◆ Исходный отрывок
Когда я работал на оружейном заводе HASAG, мужчины-евреи по ночам много говорили о том, что выжившие обязаны будут рассказать нашу историю. Но у Якова история была другая: он предупреждал нас с Абе, что, когда мы выберемся из Бухенвальда, нам придется быть осторожными – очень осторожными. «Враги одержат над нами победу, если мы начнем драться между собой, – говорил он. – Когда единственное, что мы знаем, это жестокость, то мы сами становимся жестокими и учимся ненавидеть самих себя и всех вокруг». Именно это и происходило сейчас с нами, детьми. Венгры враждовали с поляками, поляки – с румынами, русскими, украинцами и так далее. Но я не мог положить этому конец и испытывал внутреннее стремление примкнуть к той или другой стороне.

◆ Записи набора данных
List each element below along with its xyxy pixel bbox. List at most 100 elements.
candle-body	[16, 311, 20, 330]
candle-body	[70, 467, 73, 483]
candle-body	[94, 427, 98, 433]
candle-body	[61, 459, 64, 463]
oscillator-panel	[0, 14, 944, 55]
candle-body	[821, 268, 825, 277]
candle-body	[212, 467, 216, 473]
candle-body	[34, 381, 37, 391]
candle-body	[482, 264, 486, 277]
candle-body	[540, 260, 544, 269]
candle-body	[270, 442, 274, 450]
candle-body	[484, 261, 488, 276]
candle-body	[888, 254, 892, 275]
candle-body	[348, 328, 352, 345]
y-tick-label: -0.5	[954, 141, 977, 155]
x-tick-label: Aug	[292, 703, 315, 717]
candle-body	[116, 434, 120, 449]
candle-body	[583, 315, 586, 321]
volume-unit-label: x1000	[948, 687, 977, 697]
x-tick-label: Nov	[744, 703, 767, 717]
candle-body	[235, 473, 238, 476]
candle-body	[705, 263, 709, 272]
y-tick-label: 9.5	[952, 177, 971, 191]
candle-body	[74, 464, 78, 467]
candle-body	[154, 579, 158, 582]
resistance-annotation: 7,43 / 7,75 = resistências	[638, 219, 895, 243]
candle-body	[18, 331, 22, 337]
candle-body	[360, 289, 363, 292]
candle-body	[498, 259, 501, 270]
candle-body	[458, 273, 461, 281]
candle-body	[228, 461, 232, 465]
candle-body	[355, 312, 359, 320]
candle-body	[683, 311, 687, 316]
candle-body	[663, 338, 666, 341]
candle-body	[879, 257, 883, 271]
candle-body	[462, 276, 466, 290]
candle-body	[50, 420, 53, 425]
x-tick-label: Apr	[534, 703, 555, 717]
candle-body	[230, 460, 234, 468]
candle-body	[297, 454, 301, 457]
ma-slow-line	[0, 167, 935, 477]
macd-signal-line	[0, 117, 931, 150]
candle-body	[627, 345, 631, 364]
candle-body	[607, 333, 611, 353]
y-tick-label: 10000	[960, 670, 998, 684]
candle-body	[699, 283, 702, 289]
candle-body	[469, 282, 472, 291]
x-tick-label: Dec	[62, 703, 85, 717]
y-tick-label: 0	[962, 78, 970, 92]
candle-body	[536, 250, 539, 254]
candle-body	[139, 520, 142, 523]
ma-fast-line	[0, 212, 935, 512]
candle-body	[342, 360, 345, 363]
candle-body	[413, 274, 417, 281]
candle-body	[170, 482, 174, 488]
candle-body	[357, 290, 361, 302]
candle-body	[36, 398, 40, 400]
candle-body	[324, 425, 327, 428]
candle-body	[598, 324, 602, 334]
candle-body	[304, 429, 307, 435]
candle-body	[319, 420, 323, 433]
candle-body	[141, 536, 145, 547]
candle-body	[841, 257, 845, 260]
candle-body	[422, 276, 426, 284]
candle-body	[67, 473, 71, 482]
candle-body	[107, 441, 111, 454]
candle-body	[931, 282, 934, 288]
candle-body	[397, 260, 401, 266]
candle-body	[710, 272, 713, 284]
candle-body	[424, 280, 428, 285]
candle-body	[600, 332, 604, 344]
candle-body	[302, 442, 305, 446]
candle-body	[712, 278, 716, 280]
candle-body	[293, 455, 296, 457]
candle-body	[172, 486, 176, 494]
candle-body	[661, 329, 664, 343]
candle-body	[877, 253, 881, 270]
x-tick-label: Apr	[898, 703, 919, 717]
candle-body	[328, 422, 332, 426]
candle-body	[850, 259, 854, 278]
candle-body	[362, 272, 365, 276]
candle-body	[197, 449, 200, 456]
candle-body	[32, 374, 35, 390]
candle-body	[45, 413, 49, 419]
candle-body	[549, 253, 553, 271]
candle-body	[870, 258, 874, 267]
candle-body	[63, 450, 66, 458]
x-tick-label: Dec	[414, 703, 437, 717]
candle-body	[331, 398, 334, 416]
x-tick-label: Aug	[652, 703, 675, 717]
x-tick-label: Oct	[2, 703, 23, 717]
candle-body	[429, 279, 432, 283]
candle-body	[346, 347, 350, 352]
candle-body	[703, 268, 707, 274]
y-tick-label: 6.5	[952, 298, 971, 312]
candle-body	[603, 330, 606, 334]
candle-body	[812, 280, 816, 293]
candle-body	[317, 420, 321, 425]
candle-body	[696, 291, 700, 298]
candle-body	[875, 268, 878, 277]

◆ Набор заданий
A: Как перевести на английский язык предложение из отрывка о Бухенвальде: «Венгры враждовали с поляками, поляки – с румынами, русскими, украинцами и так далее.»?
B: Продолжите отрывок о детях в Бухенвальде, начав сразу после его последнего предложения.

◆ Ответы по пунктам
A: The Hungarians feuded with the Poles, the Poles with the Romanians, Russians, Ukrainians, and so on.

B:
Западные журналисты писали про то, как после освобождения мы неделями бродили по Бухенвальду и спали в тех же бараках, где находились в заключении, как мы грабили жителей Веймара, их квартиры и магазины, разоряли общественные здания и набрасывались друг на друга. Ходили слухи о том, что нас считают преступниками, психопатами – слово, которого я не знал, но понимал, что так говорят про людей с антиобщественным поведением, склонных к насилию. Мы все были полны ненависти и злобы, даже дети. Мы не представляли полной картины того, что произошло с евреями в Европе. Многие надеялись попасть обратно домой, но нам говорили, что это невозможно. «Les enfants terribles (ужасные дети) из Бухенвальда» – такой заголовок был в одной газете. Группа психиатров, которые нас обследовали, пришла к выводу, что нам не дожить до сорока лет. Мы слишком изуродованы, считали они. Некоторые журналисты даже писали, что мальчики из Бухенвальда – озлобленные, жестокие и извращенные, агрессивные и склонные к манипуляциям, раз им удалось выжить, в то время как все остальные погибли. Но OSE, организация, помогавшая еврейским детям, решила, что сможет нас спасти.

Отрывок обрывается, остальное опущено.